=== Records provided ===

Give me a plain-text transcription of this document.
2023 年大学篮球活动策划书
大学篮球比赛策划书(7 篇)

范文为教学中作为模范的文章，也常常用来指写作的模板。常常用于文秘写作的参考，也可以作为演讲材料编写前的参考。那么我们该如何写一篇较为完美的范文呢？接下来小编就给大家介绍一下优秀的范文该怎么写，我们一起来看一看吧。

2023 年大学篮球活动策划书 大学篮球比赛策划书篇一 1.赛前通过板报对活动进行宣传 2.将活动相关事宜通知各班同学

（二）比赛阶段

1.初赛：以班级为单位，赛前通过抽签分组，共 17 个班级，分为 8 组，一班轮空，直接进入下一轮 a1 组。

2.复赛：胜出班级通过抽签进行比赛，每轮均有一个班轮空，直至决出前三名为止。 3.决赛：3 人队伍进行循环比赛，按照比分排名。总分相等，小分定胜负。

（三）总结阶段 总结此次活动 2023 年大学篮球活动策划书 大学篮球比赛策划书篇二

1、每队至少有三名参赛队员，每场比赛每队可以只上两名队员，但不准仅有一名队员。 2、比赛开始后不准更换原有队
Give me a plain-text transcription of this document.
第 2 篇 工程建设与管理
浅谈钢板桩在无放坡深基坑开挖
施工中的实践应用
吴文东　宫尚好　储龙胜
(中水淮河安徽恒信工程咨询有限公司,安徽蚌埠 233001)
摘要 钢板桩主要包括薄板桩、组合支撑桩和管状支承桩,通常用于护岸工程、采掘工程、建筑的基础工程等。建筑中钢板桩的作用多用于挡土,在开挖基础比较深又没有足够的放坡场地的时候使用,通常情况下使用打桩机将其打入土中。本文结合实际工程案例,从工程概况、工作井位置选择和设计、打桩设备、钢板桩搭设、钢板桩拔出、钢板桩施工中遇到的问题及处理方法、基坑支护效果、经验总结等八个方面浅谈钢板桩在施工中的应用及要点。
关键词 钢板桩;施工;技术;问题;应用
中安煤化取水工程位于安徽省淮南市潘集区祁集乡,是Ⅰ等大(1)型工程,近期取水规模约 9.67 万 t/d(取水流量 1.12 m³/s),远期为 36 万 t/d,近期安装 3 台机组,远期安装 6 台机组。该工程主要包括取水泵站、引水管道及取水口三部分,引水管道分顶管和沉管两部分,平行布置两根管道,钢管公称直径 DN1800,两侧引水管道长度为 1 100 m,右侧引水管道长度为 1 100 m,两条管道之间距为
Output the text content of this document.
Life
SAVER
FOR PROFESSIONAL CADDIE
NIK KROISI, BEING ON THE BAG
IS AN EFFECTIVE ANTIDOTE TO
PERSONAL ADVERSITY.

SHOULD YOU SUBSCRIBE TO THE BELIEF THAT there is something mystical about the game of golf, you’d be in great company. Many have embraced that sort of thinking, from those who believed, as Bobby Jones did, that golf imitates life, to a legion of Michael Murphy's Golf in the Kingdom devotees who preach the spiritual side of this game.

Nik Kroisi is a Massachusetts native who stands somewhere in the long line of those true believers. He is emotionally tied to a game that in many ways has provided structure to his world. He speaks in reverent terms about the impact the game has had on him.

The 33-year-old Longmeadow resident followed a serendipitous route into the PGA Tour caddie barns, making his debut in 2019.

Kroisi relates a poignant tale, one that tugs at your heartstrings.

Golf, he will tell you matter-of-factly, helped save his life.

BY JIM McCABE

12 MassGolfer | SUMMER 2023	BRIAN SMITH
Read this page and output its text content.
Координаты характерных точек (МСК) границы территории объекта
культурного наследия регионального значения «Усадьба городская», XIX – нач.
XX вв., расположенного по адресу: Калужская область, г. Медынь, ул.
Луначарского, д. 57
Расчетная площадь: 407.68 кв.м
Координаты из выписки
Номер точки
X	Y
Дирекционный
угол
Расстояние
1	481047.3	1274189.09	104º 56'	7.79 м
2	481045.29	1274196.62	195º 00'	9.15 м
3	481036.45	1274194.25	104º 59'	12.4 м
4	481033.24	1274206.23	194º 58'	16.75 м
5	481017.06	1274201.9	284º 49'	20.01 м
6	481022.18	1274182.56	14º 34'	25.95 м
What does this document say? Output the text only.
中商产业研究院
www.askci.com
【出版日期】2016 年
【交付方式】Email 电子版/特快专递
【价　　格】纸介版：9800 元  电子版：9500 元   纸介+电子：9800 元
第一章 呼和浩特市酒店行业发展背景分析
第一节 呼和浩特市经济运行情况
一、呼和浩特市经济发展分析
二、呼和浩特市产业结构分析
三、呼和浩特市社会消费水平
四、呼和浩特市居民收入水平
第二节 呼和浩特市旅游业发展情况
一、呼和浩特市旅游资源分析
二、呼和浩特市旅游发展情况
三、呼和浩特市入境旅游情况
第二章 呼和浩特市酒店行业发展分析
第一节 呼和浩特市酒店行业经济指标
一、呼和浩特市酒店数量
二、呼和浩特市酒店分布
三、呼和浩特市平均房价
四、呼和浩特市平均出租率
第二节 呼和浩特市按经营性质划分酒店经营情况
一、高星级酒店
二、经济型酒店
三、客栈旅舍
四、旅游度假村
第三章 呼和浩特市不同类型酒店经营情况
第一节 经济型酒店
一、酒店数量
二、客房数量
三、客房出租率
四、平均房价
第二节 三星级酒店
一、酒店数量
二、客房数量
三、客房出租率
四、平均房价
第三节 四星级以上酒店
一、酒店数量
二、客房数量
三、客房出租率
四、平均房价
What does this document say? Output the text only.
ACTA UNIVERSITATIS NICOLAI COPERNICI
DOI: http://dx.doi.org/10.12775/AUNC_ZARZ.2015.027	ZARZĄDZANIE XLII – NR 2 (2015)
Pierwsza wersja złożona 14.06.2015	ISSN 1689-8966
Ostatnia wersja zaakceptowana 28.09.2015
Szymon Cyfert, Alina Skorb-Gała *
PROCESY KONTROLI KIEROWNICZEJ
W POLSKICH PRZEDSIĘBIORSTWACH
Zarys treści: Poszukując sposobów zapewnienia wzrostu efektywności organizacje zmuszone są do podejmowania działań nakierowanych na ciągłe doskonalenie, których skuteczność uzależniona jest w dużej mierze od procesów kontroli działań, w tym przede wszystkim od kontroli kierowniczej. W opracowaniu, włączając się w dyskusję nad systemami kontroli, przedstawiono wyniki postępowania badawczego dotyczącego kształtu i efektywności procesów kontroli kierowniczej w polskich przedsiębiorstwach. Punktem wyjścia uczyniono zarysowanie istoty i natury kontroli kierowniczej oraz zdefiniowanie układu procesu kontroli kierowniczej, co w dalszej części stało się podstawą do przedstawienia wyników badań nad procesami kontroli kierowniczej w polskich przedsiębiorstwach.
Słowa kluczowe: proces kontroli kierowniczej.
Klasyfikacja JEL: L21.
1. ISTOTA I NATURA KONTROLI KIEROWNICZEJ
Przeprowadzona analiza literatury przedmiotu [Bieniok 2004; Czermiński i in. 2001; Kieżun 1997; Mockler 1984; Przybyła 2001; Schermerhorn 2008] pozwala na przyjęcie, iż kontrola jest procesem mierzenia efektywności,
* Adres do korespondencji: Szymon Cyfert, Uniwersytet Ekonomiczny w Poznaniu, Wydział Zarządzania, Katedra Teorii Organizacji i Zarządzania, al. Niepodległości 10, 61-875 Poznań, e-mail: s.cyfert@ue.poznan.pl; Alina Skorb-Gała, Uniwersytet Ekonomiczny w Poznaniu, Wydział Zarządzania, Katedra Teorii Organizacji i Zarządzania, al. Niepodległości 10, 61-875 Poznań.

===

| Exercise objective |
Could you reproduce every record above exactly as it appears?

| Written reply |
Give me a plain-text transcription of this document.
2023 年大学篮球活动策划书
大学篮球比赛策划书(7 篇)

范文为教学中作为模范的文章，也常常用来指写作的模板。常常用于文秘写作的参考，也可以作为演讲材料编写前的参考。那么我们该如何写一篇较为完美的范文呢？接下来小编就给大家介绍一下优秀的范文该怎么写，我们一起来看一看吧。

2023 年大学篮球活动策划书 大学篮球比赛策划书篇一 1.赛前通过板报对活动进行宣传 2.将活动相关事宜通知各班同学

（二）比赛阶段

1.初赛：以班级为单位，赛前通过抽签分组，共 17 个班级，分为 8 组，一班轮空，直接进入下一轮 a1 组。

2.复赛：胜出班级通过抽签进行比赛，每轮均有一个班轮空，直至决出前三名为止。 3.决赛：3 人队伍进行循环比赛，按照比分排名。总分相等，小分定胜负。

（三）总结阶段 总结此次活动 2023 年大学篮球活动策划书 大学篮球比赛策划书篇二

1、每队至少有三名参赛队员，每场比赛每队可以只上两名队员，但不准仅有一名队员。 2、比赛开始后不准更换原有队
Give me a plain-text transcription of this document.
第 2 篇 工程建设与管理
浅谈钢板桩在无放坡深基坑开挖
施工中的实践应用
吴文东　宫尚好　储龙胜
(中水淮河安徽恒信工程咨询有限公司,安徽蚌埠 233001)
摘要 钢板桩主要包括薄板桩、组合支撑桩和管状支承桩,通常用于护岸工程、采掘工程、建筑的基础工程等。建筑中钢板桩的作用多用于挡土,在开挖基础比较深又没有足够的放坡场地的时候使用,通常情况下使用打桩机将其打入土中。本文结合实际工程案例,从工程概况、工作井位置选择和设计、打桩设备、钢板桩搭设、钢板桩拔出、钢板桩施工中遇到的问题及处理方法、基坑支护效果、经验总结等八个方面浅谈钢板桩在施工中的应用及要点。
关键词 钢板桩;施工;技术;问题;应用
中安煤化取水工程位于安徽省淮南市潘集区祁集乡,是Ⅰ等大(1)型工程,近期取水规模约 9.67 万 t/d(取水流量 1.12 m³/s),远期为 36 万 t/d,近期安装 3 台机组,远期安装 6 台机组。该工程主要包括取水泵站、引水管道及取水口三部分,引水管道分顶管和沉管两部分,平行布置两根管道,钢管公称直径 DN1800,两侧引水管道长度为 1 100 m,右侧引水管道长度为 1 100 m,两条管道之间距为
Output the text content of this document.
Life
SAVER
FOR PROFESSIONAL CADDIE
NIK KROISI, BEING ON THE BAG
IS AN EFFECTIVE ANTIDOTE TO
PERSONAL ADVERSITY.

SHOULD YOU SUBSCRIBE TO THE BELIEF THAT there is something mystical about the game of golf, you’d be in great company. Many have embraced that sort of thinking, from those who believed, as Bobby Jones did, that golf imitates life, to a legion of Michael Murphy's Golf in the Kingdom devotees who preach the spiritual side of this game.

Nik Kroisi is a Massachusetts native who stands somewhere in the long line of those true believers. He is emotionally tied to a game that in many ways has provided structure to his world. He speaks in reverent terms about the impact the game has had on him.

The 33-year-old Longmeadow resident followed a serendipitous route into the PGA Tour caddie barns, making his debut in 2019.

Kroisi relates a poignant tale, one that tugs at your heartstrings.

Golf, he will tell you matter-of-factly, helped save his life.

BY JIM McCABE

12 MassGolfer | SUMMER 2023	BRIAN SMITH
Read this page and output its text content.
Координаты характерных точек (МСК) границы территории объекта
культурного наследия регионального значения «Усадьба городская», XIX – нач.
XX вв., расположенного по адресу: Калужская область, г. Медынь, ул.
Луначарского, д. 57
Расчетная площадь: 407.68 кв.м
Координаты из выписки
Номер точки
X	Y
Дирекционный
угол
Расстояние
1	481047.3	1274189.09	104º 56'	7.79 м
2	481045.29	1274196.62	195º 00'	9.15 м
3	481036.45	1274194.25	104º 59'	12.4 м
4	481033.24	1274206.23	194º 58'	16.75 м
5	481017.06	1274201.9	284º 49'	20.01 м
6	481022.18	1274182.56	14º 34'	25.95 м
What does this document say? Output the text only.
中商产业研究院
www.askci.com
【出版日期】2016 年
【交付方式】Email 电子版/特快专递
【价　　格】纸介版：9800 元  电子版：9500 元   纸介+电子：9800 元
第一章 呼和浩特市酒店行业发展背景分析
第一节 呼和浩特市经济运行情况
一、呼和浩特市经济发展分析
二、呼和浩特市产业结构分析
三、呼和浩特市社会消费水平
四、呼和浩特市居民收入水平
第二节 呼和浩特市旅游业发展情况
一、呼和浩特市旅游资源分析
二、呼和浩特市旅游发展情况
三、呼和浩特市入境旅游情况
第二章 呼和浩特市酒店行业发展分析
第一节 呼和浩特市酒店行业经济指标
一、呼和浩特市酒店数量
二、呼和浩特市酒店分布
三、呼和浩特市平均房价
四、呼和浩特市平均出租率
第二节 呼和浩特市按经营性质划分酒店经营情况
一、高星级酒店
二、经济型酒店
三、客栈旅舍
四、旅游度假村
第三章 呼和浩特市不同类型酒店经营情况
第一节 经济型酒店
一、酒店数量
二、客房数量
三、客房出租率
四、平均房价
第二节 三星级酒店
一、酒店数量
二、客房数量
三、客房出租率
四、平均房价
第三节 四星级以上酒店
一、酒店数量
二、客房数量
三、客房出租率
四、平均房价
What does this document say? Output the text only.
ACTA UNIVERSITATIS NICOLAI COPERNICI
DOI: http://dx.doi.org/10.12775/AUNC_ZARZ.2015.027	ZARZĄDZANIE XLII – NR 2 (2015)
Pierwsza wersja złożona 14.06.2015	ISSN 1689-8966
Ostatnia wersja zaakceptowana 28.09.2015
Szymon Cyfert, Alina Skorb-Gała *
PROCESY KONTROLI KIEROWNICZEJ
W POLSKICH PRZEDSIĘBIORSTWACH
Zarys treści: Poszukując sposobów zapewnienia wzrostu efektywności organizacje zmuszone są do podejmowania działań nakierowanych na ciągłe doskonalenie, których skuteczność uzależniona jest w dużej mierze od procesów kontroli działań, w tym przede wszystkim od kontroli kierowniczej. W opracowaniu, włączając się w dyskusję nad systemami kontroli, przedstawiono wyniki postępowania badawczego dotyczącego kształtu i efektywności procesów kontroli kierowniczej w polskich przedsiębiorstwach. Punktem wyjścia uczyniono zarysowanie istoty i natury kontroli kierowniczej oraz zdefiniowanie układu procesu kontroli kierowniczej, co w dalszej części stało się podstawą do przedstawienia wyników badań nad procesami kontroli kierowniczej w polskich przedsiębiorstwach.
Słowa kluczowe: proces kontroli kierowniczej.
Klasyfikacja JEL: L21.
1. ISTOTA I NATURA KONTROLI KIEROWNICZEJ
Przeprowadzona analiza literatury przedmiotu [Bieniok 2004; Czermiński i in. 2001; Kieżun 1997; Mockler 1984; Przybyła 2001; Schermerhorn 2008] pozwala na przyjęcie, iż kontrola jest procesem mierzenia efektywności,
* Adres do korespondencji: Szymon Cyfert, Uniwersytet Ekonomiczny w Poznaniu, Wydział Zarządzania, Katedra Teorii Organizacji i Zarządzania, al. Niepodległości 10, 61-875 Poznań, e-mail: s.cyfert@ue.poznan.pl; Alina Skorb-Gała, Uniwersytet Ekonomiczny w Poznaniu, Wydział Zarządzania, Katedra Teorii Organizacji i Zarządzania, al. Niepodległości 10, 61-875 Poznań.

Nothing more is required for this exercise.